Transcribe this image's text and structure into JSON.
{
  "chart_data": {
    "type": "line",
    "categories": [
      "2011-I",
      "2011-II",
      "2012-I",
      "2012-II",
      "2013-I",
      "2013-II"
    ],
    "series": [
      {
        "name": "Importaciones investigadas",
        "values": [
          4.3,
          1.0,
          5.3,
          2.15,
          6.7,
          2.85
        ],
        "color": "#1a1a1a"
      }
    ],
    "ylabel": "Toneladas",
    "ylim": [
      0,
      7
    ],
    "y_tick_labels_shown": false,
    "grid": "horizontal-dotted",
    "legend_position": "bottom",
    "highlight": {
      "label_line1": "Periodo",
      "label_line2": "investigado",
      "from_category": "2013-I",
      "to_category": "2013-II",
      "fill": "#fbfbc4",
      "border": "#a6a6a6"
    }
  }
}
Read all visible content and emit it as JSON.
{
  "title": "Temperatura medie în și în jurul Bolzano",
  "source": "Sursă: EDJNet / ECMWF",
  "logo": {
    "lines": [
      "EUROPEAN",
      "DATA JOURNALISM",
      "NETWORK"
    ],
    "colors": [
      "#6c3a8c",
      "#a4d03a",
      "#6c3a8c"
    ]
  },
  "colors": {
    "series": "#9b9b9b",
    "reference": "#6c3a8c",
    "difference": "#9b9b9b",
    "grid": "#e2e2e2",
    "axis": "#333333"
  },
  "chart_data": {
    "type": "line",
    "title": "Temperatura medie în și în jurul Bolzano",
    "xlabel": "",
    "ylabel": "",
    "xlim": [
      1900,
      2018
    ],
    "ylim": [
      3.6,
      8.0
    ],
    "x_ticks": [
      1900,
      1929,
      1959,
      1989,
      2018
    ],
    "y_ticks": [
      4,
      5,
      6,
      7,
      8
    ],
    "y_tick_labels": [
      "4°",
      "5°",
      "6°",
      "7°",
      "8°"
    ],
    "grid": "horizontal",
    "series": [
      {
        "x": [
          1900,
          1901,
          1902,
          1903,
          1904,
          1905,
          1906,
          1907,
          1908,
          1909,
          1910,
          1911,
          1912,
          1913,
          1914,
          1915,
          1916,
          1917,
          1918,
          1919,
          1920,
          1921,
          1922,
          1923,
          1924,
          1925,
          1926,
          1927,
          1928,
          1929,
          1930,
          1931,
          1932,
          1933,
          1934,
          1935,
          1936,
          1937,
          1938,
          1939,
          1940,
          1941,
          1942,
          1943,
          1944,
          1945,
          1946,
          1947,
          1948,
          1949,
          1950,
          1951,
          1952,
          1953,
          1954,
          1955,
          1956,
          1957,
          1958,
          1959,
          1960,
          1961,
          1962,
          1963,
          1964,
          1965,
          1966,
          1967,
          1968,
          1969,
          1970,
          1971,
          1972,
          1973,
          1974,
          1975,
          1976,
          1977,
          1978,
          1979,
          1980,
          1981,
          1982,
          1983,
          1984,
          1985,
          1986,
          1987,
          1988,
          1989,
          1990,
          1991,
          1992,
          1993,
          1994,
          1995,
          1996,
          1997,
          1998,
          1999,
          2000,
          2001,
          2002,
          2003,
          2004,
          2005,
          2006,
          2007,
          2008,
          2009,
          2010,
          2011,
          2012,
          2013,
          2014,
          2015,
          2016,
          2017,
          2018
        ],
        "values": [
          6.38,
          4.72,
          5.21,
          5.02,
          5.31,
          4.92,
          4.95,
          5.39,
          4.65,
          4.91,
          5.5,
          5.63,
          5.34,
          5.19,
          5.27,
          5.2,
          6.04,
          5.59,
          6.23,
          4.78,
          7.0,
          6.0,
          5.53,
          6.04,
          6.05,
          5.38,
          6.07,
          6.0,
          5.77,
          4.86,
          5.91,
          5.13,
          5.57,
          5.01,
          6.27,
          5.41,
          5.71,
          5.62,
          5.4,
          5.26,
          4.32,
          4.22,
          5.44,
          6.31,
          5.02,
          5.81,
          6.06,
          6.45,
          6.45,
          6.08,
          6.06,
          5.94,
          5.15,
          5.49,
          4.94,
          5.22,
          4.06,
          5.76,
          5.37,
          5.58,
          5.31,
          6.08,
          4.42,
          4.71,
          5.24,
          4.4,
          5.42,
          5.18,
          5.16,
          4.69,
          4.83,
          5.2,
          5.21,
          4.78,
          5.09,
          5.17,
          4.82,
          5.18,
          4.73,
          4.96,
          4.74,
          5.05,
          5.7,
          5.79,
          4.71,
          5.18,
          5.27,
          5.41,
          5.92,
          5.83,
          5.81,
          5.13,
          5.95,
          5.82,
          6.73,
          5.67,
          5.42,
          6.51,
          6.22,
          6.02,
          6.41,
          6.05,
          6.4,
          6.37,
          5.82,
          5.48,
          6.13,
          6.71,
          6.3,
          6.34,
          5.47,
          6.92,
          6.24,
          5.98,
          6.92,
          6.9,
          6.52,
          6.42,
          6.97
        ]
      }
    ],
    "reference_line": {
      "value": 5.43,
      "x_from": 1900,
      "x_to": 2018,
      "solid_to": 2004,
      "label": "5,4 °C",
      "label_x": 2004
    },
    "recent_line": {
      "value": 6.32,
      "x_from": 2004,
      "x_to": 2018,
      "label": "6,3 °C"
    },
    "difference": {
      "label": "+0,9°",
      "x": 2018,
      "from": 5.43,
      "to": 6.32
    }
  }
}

* **Stated task**
From the listing, tally every line with the word "Temperatura" in it and give only the tally.

* **Task answer**
2